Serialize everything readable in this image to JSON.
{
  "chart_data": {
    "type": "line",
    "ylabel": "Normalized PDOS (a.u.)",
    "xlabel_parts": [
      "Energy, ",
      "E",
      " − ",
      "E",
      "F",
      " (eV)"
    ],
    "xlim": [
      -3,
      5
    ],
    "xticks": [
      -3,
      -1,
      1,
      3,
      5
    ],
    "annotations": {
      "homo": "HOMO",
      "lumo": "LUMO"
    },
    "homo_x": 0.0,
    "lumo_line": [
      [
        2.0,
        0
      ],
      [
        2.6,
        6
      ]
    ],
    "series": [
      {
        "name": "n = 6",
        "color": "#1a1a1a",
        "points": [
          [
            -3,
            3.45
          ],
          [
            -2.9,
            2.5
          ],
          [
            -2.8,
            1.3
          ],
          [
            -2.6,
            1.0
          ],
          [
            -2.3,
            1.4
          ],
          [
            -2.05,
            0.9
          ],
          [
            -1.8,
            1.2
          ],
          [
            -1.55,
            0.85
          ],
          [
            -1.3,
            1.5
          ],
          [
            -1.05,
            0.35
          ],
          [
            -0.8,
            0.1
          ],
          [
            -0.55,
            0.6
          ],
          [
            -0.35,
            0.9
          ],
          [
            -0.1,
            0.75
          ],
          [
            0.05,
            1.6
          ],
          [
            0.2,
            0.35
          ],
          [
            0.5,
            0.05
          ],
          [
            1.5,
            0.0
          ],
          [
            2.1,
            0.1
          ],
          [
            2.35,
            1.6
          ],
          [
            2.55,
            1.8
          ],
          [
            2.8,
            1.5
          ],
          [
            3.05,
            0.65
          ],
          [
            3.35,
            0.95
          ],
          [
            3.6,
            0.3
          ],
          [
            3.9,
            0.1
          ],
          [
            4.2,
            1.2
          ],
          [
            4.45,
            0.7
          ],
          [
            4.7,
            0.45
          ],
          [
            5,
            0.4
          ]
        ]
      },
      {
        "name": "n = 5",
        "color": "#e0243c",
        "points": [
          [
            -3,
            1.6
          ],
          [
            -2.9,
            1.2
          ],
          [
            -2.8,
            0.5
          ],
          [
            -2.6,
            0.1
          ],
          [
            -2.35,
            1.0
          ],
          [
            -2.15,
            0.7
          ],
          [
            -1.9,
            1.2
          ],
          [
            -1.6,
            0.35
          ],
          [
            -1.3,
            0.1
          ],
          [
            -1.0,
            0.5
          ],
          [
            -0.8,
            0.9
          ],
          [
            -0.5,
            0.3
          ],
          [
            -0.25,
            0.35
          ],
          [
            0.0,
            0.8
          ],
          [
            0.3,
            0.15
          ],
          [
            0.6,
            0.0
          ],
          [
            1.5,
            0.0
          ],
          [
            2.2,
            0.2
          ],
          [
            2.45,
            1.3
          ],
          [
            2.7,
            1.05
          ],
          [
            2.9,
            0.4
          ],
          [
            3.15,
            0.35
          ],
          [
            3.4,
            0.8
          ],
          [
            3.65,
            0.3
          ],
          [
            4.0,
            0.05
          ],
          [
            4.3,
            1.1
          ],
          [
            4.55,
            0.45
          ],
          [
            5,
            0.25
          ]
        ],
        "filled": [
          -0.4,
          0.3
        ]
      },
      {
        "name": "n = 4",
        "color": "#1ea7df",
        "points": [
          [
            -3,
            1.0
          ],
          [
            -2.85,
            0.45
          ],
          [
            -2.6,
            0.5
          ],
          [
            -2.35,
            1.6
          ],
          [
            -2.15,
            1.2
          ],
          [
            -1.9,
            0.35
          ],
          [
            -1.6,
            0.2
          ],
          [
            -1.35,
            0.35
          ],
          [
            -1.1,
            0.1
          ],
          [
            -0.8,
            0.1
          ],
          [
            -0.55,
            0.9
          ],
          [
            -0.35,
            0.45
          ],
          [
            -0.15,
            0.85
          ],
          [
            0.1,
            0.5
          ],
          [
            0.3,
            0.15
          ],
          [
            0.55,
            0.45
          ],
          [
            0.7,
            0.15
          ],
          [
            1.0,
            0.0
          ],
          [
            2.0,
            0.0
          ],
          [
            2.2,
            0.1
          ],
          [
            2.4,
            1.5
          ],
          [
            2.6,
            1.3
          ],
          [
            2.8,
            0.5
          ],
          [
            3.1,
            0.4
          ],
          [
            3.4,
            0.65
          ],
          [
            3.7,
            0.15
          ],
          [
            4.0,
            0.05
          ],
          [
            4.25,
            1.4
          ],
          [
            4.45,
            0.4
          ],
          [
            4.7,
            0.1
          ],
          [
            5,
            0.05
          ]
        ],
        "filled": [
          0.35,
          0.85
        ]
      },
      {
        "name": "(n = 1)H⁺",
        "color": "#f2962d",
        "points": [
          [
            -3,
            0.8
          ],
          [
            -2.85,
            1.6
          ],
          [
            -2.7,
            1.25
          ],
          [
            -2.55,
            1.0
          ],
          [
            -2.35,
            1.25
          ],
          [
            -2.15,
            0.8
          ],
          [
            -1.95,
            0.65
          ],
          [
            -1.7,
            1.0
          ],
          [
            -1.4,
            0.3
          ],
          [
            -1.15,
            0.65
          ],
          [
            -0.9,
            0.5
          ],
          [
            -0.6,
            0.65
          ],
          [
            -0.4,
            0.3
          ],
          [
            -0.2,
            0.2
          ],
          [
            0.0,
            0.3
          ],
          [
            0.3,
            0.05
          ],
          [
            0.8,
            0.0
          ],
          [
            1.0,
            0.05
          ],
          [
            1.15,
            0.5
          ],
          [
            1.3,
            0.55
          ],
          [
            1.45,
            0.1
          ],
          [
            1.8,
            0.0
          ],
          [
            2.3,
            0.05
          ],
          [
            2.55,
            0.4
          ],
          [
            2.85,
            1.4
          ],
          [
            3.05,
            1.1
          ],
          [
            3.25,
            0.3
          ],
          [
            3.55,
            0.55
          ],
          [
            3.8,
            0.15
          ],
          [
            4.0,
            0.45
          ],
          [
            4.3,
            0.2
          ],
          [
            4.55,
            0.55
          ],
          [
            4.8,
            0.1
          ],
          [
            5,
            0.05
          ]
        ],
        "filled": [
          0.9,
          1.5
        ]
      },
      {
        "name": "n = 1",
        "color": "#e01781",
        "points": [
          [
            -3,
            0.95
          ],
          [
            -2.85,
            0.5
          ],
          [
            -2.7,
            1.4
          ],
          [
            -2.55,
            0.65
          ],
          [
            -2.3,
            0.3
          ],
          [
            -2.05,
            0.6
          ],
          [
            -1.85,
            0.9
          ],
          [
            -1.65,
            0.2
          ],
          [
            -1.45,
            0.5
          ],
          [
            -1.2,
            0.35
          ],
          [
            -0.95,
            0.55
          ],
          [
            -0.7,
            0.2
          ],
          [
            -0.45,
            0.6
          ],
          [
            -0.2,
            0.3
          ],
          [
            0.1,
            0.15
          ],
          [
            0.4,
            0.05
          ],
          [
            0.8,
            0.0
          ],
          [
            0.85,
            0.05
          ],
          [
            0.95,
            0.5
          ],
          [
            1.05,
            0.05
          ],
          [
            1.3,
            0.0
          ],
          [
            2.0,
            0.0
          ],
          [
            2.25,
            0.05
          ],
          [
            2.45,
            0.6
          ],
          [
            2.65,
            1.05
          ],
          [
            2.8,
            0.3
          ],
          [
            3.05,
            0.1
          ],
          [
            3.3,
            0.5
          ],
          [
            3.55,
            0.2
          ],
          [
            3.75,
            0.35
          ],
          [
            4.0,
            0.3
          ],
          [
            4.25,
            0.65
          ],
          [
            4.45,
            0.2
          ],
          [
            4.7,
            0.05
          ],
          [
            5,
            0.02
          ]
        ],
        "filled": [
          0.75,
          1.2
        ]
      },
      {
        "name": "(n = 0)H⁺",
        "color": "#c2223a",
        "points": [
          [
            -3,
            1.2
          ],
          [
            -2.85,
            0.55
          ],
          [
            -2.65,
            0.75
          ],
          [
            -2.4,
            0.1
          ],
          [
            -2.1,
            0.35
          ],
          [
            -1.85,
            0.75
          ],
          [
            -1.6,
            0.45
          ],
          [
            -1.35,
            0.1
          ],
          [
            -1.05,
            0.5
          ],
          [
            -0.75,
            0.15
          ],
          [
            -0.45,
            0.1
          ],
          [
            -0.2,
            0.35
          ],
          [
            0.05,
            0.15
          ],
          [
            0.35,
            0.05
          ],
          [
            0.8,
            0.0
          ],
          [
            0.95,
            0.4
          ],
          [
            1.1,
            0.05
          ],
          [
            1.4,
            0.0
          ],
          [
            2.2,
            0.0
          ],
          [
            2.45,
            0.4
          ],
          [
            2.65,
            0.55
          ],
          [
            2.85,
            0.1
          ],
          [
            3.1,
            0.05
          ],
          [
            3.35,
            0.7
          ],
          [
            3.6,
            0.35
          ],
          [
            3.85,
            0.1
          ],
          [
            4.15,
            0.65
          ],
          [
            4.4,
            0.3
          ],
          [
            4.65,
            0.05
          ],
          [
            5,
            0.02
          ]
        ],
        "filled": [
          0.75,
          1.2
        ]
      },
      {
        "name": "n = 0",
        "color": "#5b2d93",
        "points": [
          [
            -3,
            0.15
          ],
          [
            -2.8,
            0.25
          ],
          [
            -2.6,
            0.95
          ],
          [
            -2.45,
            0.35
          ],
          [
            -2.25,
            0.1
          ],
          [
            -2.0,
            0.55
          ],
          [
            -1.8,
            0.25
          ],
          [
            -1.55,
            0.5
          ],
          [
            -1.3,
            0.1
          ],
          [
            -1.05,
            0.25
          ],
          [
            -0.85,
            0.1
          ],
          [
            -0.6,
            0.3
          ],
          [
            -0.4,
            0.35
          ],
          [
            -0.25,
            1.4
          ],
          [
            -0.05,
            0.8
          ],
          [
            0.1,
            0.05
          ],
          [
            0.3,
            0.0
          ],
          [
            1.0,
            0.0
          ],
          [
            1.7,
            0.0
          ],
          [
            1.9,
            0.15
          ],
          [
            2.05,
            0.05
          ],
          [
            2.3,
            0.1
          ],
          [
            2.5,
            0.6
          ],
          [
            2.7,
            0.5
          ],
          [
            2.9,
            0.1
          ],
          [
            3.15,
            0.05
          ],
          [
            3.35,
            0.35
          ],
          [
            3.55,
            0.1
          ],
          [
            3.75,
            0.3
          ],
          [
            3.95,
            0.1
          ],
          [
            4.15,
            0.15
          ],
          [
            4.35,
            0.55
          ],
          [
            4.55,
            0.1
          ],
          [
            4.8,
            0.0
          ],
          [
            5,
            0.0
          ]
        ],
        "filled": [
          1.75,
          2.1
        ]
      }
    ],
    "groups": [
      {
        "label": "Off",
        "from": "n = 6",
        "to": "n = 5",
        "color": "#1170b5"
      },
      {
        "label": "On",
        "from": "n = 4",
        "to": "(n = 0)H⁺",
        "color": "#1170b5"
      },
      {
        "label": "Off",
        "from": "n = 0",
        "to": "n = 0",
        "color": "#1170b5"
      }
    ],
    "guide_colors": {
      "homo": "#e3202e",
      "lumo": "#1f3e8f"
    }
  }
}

....................

## SHORT TASK
Scan the listing above and copy all lines containing the word "name".

## EXERCISE OUTPUT
        "name": "n = 6",
        "name": "n = 5",
        "name": "n = 4",
        "name": "(n = 1)H⁺",
        "name": "n = 1",
        "name": "(n = 0)H⁺",
        "name": "n = 0",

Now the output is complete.